Exercise requirements — Reproduce all entries precisely as they are written.

[start]

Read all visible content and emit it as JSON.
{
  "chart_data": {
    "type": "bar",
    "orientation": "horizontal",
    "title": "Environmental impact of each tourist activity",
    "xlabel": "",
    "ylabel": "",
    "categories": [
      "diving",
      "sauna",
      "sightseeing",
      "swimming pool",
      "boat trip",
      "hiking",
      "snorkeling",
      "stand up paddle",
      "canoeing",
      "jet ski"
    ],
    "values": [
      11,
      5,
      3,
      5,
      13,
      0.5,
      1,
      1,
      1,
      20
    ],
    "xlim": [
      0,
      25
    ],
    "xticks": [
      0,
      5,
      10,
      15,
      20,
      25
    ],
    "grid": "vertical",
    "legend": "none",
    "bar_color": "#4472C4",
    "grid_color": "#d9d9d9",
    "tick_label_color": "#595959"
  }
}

[end]

Result of the task —
Read all visible content and emit it as JSON.
{
  "chart_data": {
    "type": "bar",
    "orientation": "horizontal",
    "title": "Environmental impact of each tourist activity",
    "xlabel": "",
    "ylabel": "",
    "categories": [
      "diving",
      "sauna",
      "sightseeing",
      "swimming pool",
      "boat trip",
      "hiking",
      "snorkeling",
      "stand up paddle",
      "canoeing",
      "jet ski"
    ],
    "values": [
      11,
      5,
      3,
      5,
      13,
      0.5,
      1,
      1,
      1,
      20
    ],
    "xlim": [
      0,
      25
    ],
    "xticks": [
      0,
      5,
      10,
      15,
      20,
      25
    ],
    "grid": "vertical",
    "legend": "none",
    "bar_color": "#4472C4",
    "grid_color": "#d9d9d9",
    "tick_label_color": "#595959"
  }
}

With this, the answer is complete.